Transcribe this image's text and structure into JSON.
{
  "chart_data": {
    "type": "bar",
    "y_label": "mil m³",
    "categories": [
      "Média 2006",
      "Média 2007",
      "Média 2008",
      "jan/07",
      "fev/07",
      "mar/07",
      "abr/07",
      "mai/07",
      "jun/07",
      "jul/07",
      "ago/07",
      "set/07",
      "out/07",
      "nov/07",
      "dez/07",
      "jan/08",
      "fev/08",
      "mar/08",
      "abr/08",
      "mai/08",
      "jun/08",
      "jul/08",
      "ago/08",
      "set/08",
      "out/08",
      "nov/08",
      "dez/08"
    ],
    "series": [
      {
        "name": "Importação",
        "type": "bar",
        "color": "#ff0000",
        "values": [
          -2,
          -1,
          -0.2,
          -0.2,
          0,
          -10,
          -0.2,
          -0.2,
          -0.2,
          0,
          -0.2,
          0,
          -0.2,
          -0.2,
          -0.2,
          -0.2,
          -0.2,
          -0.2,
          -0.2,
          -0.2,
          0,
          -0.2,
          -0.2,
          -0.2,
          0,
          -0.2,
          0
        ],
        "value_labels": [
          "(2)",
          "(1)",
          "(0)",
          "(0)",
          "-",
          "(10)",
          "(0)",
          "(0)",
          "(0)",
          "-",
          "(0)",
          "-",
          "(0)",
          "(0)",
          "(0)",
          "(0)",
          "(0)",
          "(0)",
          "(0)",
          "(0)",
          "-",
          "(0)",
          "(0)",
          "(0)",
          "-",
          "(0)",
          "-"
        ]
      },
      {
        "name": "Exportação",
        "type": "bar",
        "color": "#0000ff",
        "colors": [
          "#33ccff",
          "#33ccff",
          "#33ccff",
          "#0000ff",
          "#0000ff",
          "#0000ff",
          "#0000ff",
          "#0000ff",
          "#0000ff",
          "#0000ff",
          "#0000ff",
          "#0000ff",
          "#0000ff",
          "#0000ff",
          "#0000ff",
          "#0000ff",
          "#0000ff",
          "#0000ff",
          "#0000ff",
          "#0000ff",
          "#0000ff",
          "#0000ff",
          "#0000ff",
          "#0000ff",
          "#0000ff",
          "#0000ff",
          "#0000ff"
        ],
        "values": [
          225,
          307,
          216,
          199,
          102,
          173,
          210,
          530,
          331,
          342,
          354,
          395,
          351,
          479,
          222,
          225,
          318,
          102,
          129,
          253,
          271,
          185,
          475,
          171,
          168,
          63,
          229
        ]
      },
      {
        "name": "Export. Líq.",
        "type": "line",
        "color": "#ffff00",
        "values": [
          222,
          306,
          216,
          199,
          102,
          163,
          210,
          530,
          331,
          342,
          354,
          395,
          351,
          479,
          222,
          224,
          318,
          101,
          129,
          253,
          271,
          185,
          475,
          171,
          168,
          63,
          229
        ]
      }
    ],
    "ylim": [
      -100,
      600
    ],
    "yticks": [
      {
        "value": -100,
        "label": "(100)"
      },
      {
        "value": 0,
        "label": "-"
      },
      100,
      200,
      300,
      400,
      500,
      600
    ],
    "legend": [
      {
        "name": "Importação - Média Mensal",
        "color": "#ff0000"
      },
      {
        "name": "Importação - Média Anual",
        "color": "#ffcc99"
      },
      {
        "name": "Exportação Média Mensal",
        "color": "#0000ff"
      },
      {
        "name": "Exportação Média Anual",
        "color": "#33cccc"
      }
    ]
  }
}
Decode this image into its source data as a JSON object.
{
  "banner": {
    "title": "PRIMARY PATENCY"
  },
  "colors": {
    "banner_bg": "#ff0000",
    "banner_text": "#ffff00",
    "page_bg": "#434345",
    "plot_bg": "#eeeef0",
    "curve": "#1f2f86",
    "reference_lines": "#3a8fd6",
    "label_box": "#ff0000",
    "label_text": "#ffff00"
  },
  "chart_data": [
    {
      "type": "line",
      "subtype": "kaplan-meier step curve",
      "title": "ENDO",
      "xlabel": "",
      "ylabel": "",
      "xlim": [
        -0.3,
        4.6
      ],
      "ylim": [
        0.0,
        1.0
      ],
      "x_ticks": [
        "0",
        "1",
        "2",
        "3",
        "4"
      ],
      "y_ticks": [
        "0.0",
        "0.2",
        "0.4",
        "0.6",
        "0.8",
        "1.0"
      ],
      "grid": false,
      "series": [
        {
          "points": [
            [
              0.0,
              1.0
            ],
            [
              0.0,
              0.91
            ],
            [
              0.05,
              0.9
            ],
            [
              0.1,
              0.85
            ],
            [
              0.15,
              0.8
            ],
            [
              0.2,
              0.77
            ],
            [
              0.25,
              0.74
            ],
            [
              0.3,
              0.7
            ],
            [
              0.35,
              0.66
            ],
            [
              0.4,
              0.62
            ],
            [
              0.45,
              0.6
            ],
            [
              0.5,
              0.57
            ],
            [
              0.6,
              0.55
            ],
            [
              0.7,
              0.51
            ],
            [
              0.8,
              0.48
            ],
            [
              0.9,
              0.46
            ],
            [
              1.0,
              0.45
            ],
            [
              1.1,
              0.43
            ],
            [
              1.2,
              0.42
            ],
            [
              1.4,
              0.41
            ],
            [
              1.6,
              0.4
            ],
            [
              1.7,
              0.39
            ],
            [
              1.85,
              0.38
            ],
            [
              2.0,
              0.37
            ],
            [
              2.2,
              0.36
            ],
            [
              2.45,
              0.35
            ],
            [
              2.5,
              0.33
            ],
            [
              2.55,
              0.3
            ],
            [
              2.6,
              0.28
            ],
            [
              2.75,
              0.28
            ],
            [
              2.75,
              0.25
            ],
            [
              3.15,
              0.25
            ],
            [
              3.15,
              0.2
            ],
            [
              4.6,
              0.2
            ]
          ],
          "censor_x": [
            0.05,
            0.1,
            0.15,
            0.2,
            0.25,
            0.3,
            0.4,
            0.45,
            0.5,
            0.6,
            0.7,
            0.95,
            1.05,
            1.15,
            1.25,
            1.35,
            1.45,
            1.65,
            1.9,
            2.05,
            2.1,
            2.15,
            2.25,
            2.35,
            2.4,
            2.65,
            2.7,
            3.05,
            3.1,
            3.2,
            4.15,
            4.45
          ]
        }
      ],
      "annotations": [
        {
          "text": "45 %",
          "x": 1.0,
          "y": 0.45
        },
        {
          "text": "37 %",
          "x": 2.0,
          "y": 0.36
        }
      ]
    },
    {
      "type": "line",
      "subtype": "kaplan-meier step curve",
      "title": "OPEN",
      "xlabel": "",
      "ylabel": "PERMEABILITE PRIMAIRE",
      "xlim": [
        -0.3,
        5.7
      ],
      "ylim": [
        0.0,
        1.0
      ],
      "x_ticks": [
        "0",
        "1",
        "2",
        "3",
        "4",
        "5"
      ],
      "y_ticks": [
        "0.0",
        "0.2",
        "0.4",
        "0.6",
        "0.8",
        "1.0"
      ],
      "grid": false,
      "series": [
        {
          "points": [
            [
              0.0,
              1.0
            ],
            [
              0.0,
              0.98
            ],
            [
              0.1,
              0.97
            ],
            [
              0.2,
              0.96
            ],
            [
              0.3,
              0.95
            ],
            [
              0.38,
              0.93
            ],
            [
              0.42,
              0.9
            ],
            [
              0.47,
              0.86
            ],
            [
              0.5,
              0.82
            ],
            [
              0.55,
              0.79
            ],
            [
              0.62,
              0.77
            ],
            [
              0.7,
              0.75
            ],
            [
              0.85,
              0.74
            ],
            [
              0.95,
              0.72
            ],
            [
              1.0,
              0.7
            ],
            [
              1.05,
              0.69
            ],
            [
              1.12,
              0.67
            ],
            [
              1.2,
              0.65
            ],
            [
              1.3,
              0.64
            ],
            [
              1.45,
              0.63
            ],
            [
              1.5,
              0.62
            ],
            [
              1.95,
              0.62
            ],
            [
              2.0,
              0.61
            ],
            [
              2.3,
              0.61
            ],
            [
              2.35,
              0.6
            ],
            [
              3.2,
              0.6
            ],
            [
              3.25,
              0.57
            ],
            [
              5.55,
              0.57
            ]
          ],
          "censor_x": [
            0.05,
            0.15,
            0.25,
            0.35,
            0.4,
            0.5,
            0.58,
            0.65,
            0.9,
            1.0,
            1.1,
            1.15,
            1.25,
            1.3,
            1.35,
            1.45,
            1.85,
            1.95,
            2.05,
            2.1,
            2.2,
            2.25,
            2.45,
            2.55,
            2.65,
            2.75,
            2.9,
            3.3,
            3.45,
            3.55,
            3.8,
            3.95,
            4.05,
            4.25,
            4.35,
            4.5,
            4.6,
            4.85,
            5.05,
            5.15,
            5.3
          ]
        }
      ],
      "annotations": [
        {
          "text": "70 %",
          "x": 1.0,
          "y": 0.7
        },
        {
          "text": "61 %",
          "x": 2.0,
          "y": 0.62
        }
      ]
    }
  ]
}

■ ■ ■

Locate the word "into" in the data above. Copy every line carrying it.

> _Answer to the problem_
Transcribe this image's text and structure into JSON.
Decode this image into its source data as a JSON object.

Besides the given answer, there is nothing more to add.